Exercise description:
Return each line that holds the word "Late".

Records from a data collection
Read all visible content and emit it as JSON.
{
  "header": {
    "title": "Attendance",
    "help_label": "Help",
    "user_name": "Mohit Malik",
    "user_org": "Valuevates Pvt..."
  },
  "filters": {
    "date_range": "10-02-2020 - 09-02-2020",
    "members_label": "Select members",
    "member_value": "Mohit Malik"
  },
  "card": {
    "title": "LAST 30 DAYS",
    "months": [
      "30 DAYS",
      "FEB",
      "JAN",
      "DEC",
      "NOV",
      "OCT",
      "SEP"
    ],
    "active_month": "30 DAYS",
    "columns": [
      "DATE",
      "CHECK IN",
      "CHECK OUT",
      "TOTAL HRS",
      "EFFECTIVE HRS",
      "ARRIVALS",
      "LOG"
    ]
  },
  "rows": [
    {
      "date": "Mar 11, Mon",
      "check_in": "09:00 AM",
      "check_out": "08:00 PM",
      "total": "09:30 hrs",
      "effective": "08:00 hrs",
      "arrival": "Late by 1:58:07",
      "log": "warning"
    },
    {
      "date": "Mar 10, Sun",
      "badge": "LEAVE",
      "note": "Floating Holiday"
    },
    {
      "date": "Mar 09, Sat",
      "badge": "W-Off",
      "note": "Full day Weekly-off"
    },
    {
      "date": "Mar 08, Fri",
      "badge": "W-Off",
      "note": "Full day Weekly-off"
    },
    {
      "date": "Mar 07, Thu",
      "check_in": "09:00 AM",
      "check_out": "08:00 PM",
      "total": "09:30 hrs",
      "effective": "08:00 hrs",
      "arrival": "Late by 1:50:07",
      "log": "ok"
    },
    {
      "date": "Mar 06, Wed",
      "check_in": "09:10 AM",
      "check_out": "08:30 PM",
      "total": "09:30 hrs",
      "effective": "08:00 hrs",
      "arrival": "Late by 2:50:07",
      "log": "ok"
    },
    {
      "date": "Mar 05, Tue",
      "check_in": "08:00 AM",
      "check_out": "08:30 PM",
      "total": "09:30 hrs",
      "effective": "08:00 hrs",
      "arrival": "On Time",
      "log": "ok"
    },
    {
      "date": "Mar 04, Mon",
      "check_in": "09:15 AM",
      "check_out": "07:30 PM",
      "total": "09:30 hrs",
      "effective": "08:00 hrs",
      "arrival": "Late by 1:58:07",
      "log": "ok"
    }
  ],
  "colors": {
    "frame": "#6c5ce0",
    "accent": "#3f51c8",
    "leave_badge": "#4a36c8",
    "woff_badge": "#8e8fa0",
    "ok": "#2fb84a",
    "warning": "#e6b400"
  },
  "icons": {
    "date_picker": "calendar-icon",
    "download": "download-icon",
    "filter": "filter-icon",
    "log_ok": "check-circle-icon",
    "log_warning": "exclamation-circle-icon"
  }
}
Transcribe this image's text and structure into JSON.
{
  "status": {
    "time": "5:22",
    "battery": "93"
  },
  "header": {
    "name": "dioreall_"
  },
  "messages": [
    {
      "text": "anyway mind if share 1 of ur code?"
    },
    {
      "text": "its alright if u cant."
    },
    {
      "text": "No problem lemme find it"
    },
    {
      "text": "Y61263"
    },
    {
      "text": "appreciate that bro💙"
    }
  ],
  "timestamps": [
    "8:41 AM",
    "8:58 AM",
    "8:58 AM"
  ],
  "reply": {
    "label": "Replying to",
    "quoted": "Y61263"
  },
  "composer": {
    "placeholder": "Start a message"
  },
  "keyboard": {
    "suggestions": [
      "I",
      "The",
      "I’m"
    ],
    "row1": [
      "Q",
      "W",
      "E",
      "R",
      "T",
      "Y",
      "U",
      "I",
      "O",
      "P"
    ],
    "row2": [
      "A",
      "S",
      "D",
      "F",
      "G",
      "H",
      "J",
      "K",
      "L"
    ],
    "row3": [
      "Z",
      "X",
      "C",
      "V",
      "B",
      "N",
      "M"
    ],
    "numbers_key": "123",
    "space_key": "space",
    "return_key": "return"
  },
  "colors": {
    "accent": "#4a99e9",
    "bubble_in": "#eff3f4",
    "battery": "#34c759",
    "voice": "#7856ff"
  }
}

Final result:
      "arrival": "Late by 1:58:07",
      "arrival": "Late by 1:50:07",
      "arrival": "Late by 2:50:07",
      "arrival": "Late by 1:58:07",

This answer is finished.